Goal: Scan the data. Collect each line that contains the word "worried".

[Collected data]
■ ■ ■

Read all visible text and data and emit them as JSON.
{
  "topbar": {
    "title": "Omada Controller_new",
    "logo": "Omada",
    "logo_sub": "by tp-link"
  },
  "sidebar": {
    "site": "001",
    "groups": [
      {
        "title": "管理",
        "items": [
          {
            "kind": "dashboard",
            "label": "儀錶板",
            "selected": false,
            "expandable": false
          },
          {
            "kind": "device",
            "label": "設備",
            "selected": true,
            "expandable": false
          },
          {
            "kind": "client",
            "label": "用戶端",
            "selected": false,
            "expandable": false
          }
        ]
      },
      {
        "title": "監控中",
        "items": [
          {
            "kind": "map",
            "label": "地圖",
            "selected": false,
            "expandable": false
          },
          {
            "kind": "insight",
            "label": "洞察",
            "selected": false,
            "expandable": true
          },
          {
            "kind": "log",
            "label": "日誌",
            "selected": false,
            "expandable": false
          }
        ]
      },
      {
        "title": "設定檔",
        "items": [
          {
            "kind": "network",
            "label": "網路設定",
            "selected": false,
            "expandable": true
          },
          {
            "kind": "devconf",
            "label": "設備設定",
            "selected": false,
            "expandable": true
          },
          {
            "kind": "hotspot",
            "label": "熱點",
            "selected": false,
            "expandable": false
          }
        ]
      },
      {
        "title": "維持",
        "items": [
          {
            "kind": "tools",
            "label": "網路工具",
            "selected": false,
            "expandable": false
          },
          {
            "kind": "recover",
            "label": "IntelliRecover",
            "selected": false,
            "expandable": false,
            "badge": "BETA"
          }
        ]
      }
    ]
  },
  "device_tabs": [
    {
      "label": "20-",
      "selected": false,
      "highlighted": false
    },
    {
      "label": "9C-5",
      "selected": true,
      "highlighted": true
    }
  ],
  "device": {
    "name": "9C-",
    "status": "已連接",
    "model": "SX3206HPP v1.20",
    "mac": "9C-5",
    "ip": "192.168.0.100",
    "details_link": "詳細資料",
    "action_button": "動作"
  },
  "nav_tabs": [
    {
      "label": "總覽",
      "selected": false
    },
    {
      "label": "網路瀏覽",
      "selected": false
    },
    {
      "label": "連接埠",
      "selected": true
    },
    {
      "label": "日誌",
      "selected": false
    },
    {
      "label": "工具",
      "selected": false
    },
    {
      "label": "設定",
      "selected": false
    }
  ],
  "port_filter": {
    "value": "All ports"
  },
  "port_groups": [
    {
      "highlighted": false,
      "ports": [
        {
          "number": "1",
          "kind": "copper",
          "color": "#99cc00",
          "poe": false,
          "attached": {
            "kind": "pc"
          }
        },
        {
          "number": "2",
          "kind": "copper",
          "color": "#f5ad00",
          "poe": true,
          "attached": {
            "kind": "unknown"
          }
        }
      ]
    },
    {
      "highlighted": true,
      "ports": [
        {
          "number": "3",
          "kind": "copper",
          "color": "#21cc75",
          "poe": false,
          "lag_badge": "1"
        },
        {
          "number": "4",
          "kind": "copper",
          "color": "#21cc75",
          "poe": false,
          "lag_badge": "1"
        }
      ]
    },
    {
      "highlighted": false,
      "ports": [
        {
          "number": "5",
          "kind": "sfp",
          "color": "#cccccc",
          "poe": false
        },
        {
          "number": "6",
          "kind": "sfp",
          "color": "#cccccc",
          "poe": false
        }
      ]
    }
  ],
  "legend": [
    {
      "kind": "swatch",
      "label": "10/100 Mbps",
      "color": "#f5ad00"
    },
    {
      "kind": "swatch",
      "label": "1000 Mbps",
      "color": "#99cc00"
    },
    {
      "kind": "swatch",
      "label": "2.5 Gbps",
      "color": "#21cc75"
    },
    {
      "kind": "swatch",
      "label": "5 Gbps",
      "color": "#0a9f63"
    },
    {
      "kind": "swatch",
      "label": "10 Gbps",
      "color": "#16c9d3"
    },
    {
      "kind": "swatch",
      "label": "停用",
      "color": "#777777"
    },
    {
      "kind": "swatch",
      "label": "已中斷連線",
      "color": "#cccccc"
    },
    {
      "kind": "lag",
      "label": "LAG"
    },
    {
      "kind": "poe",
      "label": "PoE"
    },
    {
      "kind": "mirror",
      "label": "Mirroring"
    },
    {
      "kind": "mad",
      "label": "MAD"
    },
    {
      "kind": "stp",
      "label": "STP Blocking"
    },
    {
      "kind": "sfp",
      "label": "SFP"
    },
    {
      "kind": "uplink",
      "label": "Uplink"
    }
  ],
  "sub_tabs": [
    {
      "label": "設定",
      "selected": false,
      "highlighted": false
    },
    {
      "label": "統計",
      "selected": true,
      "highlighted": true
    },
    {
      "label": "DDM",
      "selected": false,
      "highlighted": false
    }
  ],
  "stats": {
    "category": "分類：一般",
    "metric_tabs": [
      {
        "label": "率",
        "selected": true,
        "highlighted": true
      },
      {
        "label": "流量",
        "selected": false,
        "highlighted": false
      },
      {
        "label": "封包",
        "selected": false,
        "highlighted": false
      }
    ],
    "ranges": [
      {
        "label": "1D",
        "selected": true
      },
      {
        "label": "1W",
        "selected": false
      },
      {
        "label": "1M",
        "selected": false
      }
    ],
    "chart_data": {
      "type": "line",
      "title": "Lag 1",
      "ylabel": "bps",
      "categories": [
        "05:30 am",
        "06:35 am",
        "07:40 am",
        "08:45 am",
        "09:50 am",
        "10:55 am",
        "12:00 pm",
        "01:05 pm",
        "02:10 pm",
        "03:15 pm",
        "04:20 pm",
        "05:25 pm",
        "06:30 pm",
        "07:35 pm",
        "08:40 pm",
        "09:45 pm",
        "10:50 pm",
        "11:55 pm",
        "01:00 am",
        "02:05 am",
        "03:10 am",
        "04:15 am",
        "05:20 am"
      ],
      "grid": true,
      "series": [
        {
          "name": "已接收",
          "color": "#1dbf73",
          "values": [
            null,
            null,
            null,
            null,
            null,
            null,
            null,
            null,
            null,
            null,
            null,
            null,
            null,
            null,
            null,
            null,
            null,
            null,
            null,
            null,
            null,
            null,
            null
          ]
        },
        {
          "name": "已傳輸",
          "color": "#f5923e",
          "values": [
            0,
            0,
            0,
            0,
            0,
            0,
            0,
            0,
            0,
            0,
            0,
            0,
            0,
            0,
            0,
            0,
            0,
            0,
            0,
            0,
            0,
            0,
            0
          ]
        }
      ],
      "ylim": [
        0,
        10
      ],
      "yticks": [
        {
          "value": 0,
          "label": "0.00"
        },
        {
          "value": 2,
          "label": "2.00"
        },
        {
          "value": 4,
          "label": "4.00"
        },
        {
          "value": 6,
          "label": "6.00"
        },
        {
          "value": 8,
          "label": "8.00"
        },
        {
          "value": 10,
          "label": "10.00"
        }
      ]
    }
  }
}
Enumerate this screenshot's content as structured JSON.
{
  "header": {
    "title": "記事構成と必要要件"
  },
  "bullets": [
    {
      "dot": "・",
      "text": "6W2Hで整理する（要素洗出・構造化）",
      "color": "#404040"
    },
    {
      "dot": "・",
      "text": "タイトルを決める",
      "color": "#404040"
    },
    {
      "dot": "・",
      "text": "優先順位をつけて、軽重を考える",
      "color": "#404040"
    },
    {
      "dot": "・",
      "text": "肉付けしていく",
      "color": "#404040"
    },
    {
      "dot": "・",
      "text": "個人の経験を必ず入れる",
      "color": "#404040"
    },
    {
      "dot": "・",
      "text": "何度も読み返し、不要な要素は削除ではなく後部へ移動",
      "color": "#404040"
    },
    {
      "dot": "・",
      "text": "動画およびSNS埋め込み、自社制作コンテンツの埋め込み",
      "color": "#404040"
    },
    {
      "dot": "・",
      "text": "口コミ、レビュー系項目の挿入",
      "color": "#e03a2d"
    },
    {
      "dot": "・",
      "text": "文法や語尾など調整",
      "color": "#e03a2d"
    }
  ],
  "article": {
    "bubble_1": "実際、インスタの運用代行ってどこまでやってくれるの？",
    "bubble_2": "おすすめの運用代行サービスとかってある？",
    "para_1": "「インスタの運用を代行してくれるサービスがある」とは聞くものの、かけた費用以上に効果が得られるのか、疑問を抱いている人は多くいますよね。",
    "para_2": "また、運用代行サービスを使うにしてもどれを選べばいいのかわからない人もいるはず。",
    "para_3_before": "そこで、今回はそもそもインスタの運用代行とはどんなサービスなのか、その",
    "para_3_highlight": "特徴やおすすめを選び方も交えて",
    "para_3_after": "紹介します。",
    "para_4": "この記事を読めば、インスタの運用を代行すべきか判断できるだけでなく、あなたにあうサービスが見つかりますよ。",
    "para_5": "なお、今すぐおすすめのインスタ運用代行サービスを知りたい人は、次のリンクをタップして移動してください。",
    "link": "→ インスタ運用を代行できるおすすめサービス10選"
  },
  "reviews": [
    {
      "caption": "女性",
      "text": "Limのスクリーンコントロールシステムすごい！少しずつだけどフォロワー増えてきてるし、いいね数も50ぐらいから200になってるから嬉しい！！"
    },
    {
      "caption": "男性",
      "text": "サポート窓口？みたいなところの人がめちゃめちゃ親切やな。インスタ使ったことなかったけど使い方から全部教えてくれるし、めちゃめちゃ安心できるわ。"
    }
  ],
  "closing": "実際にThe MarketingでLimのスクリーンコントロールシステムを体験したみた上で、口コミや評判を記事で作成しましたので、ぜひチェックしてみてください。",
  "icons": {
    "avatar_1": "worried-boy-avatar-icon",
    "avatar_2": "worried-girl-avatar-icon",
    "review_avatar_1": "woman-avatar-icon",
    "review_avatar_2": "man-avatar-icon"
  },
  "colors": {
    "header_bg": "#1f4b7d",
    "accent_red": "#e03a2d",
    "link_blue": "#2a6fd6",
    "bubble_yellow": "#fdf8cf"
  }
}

■ ■ ■

Answer to this problem:
    "avatar_1": "worried-boy-avatar-icon",
    "avatar_2": "worried-girl-avatar-icon",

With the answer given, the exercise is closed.